• Provided data:
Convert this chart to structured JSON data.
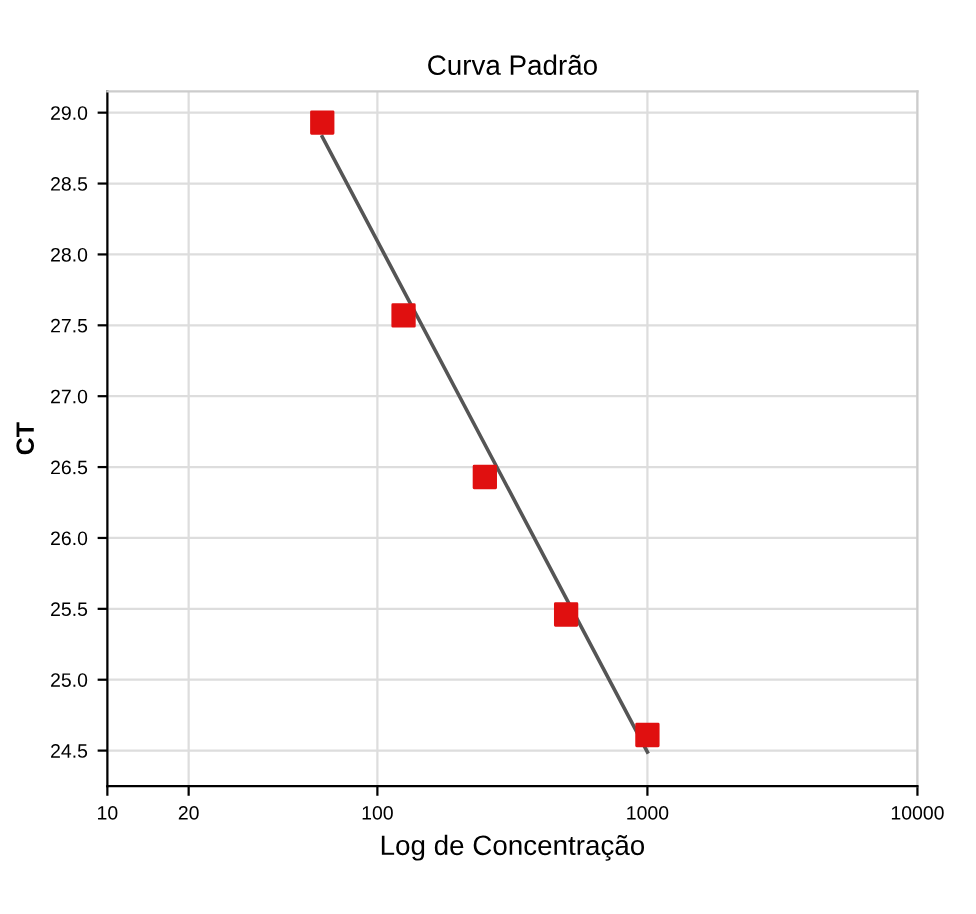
{
  "chart_data": {
    "type": "scatter",
    "title": "Curva Padrão",
    "xlabel": "Log de Concentração",
    "ylabel": "CT",
    "log": "x",
    "xlim": [
      10,
      10000
    ],
    "xticks": [
      10,
      20,
      100,
      1000,
      10000
    ],
    "ylim": [
      24.25,
      29.15
    ],
    "yticks": [
      {
        "value": 24.5,
        "label": "24.5"
      },
      {
        "value": 25.0,
        "label": "25.0"
      },
      {
        "value": 25.5,
        "label": "25.5"
      },
      {
        "value": 26.0,
        "label": "26.0"
      },
      {
        "value": 26.5,
        "label": "26.5"
      },
      {
        "value": 27.0,
        "label": "27.0"
      },
      {
        "value": 27.5,
        "label": "27.5"
      },
      {
        "value": 28.0,
        "label": "28.0"
      },
      {
        "value": 28.5,
        "label": "28.5"
      },
      {
        "value": 29.0,
        "label": "29.0"
      }
    ],
    "grid": true,
    "series": [
      {
        "type": "line",
        "color": "#555555",
        "x": [
          62.5,
          1000
        ],
        "values": [
          28.83,
          24.49
        ]
      },
      {
        "marker": "square",
        "color": "#e01010",
        "x": [
          62.5,
          125,
          250,
          500,
          1000
        ],
        "values": [
          28.93,
          27.57,
          26.43,
          25.46,
          24.61
        ]
      }
    ]
  }
}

• Goal:
In your copy, leave out the pictures and reproduce the material above exactly.

• Correct output:
Convert this chart to structured JSON data.
{
  "chart_data": {
    "type": "scatter",
    "title": "Curva Padrão",
    "xlabel": "Log de Concentração",
    "ylabel": "CT",
    "log": "x",
    "xlim": [
      10,
      10000
    ],
    "xticks": [
      10,
      20,
      100,
      1000,
      10000
    ],
    "ylim": [
      24.25,
      29.15
    ],
    "yticks": [
      {
        "value": 24.5,
        "label": "24.5"
      },
      {
        "value": 25.0,
        "label": "25.0"
      },
      {
        "value": 25.5,
        "label": "25.5"
      },
      {
        "value": 26.0,
        "label": "26.0"
      },
      {
        "value": 26.5,
        "label": "26.5"
      },
      {
        "value": 27.0,
        "label": "27.0"
      },
      {
        "value": 27.5,
        "label": "27.5"
      },
      {
        "value": 28.0,
        "label": "28.0"
      },
      {
        "value": 28.5,
        "label": "28.5"
      },
      {
        "value": 29.0,
        "label": "29.0"
      }
    ],
    "grid": true,
    "series": [
      {
        "type": "line",
        "color": "#555555",
        "x": [
          62.5,
          1000
        ],
        "values": [
          28.83,
          24.49
        ]
      },
      {
        "marker": "square",
        "color": "#e01010",
        "x": [
          62.5,
          125,
          250,
          500,
          1000
        ],
        "values": [
          28.93,
          27.57,
          26.43,
          25.46,
          24.61
        ]
      }
    ]
  }
}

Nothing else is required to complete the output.